*INSTRUCTIONS TO FOLLOW*.
Here are some entries; quote each one exactly.

*Raw records*.
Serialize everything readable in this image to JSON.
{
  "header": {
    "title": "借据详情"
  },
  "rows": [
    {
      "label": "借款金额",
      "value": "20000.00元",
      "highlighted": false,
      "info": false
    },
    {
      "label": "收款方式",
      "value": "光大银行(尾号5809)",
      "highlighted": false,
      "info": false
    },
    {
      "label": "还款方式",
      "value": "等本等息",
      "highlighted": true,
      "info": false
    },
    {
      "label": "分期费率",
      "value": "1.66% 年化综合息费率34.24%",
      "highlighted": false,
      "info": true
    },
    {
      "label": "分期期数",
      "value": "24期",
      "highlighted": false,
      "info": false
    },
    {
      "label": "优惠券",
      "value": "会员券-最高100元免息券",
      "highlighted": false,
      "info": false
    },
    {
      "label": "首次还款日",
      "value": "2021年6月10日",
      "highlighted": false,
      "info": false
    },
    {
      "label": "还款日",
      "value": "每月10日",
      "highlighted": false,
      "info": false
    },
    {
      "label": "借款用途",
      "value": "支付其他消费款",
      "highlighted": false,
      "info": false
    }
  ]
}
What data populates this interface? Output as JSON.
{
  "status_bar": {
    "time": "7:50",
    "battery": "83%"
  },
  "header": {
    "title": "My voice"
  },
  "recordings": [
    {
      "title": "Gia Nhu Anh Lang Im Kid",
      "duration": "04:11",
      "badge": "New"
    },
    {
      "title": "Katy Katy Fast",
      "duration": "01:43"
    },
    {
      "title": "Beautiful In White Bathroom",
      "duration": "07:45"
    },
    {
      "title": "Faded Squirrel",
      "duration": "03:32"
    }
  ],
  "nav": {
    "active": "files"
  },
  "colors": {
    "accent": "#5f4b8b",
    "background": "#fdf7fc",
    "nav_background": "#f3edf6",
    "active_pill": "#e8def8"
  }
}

*CORRECT ANSWER*.
Serialize everything readable in this image to JSON.
{
  "header": {
    "title": "借据详情"
  },
  "rows": [
    {
      "label": "借款金额",
      "value": "20000.00元",
      "highlighted": false,
      "info": false
    },
    {
      "label": "收款方式",
      "value": "光大银行(尾号5809)",
      "highlighted": false,
      "info": false
    },
    {
      "label": "还款方式",
      "value": "等本等息",
      "highlighted": true,
      "info": false
    },
    {
      "label": "分期费率",
      "value": "1.66% 年化综合息费率34.24%",
      "highlighted": false,
      "info": true
    },
    {
      "label": "分期期数",
      "value": "24期",
      "highlighted": false,
      "info": false
    },
    {
      "label": "优惠券",
      "value": "会员券-最高100元免息券",
      "highlighted": false,
      "info": false
    },
    {
      "label": "首次还款日",
      "value": "2021年6月10日",
      "highlighted": false,
      "info": false
    },
    {
      "label": "还款日",
      "value": "每月10日",
      "highlighted": false,
      "info": false
    },
    {
      "label": "借款用途",
      "value": "支付其他消费款",
      "highlighted": false,
      "info": false
    }
  ]
}
What data populates this interface? Output as JSON.
{
  "status_bar": {
    "time": "7:50",
    "battery": "83%"
  },
  "header": {
    "title": "My voice"
  },
  "recordings": [
    {
      "title": "Gia Nhu Anh Lang Im Kid",
      "duration": "04:11",
      "badge": "New"
    },
    {
      "title": "Katy Katy Fast",
      "duration": "01:43"
    },
    {
      "title": "Beautiful In White Bathroom",
      "duration": "07:45"
    },
    {
      "title": "Faded Squirrel",
      "duration": "03:32"
    }
  ],
  "nav": {
    "active": "files"
  },
  "colors": {
    "accent": "#5f4b8b",
    "background": "#fdf7fc",
    "nav_background": "#f3edf6",
    "active_pill": "#e8def8"
  }
}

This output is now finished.